**Exercise requirements:**
Where a line contains the word "from", copy that line.

(Data listing)
--- BEGIN ---

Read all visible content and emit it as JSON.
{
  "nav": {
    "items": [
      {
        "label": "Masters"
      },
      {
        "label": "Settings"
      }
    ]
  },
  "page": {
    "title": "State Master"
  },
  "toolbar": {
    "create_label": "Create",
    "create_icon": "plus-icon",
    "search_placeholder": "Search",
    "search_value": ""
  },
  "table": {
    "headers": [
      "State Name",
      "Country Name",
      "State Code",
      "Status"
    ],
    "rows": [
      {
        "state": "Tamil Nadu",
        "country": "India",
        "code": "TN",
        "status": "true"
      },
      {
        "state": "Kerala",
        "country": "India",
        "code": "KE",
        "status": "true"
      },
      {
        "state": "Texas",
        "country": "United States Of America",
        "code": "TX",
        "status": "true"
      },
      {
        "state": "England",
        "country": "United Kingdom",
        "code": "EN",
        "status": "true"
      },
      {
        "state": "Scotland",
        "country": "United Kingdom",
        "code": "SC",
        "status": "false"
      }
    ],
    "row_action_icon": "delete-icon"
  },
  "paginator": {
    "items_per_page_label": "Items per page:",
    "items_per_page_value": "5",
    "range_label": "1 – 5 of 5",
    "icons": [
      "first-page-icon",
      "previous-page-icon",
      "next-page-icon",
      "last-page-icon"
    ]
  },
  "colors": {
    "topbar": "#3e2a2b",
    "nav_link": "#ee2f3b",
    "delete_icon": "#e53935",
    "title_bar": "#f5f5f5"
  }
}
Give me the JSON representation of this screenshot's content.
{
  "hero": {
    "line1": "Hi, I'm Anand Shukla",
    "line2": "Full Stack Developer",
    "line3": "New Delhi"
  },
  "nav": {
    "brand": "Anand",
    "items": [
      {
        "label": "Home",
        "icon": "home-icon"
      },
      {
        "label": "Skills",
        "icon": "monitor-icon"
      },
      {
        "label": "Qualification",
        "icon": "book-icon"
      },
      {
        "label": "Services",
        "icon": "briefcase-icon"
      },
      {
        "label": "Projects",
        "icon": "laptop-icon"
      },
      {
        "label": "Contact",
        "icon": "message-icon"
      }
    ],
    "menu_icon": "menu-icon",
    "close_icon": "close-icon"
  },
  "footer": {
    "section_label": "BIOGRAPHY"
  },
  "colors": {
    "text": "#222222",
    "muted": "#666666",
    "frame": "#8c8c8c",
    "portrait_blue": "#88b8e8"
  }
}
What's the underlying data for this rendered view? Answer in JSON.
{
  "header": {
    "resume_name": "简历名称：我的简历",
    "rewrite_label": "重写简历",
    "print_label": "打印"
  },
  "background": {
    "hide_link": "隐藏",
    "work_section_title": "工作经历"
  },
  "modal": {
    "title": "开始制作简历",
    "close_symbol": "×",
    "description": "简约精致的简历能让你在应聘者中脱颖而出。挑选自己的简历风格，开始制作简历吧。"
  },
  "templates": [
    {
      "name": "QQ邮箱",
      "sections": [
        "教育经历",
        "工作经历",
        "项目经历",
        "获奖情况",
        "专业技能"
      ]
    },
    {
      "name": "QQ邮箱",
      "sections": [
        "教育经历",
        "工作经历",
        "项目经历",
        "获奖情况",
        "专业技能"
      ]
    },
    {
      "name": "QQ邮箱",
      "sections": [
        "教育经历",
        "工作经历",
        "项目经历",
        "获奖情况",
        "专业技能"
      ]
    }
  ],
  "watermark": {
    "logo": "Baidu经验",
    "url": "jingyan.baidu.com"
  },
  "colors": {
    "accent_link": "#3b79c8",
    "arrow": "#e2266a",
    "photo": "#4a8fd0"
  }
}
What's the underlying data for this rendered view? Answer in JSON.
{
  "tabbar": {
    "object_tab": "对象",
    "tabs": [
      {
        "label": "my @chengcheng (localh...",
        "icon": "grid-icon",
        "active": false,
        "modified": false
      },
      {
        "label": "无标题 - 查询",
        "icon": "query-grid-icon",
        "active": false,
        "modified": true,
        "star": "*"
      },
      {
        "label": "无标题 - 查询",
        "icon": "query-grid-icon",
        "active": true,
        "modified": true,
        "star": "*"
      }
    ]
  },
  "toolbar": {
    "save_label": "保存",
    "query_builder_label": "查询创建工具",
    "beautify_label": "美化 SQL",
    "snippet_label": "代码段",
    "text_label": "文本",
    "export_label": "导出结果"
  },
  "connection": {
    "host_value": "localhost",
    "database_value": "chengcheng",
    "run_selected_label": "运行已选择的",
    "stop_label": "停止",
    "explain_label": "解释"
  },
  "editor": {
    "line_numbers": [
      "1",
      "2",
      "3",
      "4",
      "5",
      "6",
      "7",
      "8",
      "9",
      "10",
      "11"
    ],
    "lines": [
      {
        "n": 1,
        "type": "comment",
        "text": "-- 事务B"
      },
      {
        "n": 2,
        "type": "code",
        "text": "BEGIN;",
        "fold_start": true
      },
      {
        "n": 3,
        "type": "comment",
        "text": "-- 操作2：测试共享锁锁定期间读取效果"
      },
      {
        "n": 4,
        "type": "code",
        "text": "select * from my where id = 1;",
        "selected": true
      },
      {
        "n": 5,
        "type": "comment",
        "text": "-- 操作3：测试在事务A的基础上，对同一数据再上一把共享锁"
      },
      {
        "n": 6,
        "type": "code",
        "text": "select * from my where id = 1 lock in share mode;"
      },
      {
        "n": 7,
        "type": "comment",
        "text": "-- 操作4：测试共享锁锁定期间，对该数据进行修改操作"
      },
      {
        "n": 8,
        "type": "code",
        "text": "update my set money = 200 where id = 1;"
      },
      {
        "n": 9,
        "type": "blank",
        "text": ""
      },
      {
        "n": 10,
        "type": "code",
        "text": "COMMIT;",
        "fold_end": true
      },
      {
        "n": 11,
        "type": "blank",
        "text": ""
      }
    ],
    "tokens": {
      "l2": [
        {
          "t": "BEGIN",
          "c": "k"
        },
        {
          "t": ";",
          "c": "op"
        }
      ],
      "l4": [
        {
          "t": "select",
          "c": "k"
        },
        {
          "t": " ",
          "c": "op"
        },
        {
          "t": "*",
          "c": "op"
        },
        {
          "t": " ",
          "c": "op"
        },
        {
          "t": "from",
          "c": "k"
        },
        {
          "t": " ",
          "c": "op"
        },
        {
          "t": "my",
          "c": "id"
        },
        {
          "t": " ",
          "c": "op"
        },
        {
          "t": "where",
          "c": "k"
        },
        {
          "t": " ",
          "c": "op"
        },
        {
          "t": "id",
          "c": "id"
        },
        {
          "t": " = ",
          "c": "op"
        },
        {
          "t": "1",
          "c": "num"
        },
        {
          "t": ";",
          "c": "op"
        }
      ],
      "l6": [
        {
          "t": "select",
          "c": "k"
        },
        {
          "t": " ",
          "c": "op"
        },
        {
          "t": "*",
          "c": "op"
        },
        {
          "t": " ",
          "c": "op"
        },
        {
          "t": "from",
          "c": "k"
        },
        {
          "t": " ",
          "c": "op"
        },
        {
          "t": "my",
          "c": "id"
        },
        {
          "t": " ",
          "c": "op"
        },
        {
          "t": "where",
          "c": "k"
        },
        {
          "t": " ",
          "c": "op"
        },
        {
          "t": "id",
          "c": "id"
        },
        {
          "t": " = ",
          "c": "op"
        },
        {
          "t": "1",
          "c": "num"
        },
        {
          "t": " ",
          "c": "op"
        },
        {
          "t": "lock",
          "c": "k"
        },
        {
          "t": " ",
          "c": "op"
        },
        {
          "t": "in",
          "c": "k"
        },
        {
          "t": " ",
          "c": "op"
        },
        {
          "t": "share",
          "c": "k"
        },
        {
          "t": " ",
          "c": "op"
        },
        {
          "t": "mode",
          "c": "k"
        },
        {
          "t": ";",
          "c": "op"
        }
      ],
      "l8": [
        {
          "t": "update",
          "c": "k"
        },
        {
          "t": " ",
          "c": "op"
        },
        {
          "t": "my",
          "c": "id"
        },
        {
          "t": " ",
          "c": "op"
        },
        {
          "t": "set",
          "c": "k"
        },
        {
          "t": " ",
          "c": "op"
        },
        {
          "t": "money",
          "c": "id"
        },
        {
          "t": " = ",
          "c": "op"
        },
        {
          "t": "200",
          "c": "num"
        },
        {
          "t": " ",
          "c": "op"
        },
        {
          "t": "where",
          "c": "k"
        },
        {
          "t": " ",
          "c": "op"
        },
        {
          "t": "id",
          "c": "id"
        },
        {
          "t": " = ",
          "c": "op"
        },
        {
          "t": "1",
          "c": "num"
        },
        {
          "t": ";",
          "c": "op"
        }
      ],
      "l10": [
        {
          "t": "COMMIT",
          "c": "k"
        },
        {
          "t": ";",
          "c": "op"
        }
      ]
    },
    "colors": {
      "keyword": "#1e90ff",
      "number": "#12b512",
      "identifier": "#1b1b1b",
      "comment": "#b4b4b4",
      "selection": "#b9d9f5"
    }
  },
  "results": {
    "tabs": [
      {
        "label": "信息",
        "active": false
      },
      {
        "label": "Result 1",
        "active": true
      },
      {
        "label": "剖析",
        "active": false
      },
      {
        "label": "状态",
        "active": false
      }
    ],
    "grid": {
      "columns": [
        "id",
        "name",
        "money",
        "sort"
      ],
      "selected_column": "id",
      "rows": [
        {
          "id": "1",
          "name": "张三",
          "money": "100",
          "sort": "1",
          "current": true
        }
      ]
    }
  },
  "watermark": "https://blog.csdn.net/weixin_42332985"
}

--- END ---

**Correct answer:**
        "text": "select * from my where id = 1;",
        "text": "select * from my where id = 1 lock in share mode;"
          "t": "from",
          "t": "from",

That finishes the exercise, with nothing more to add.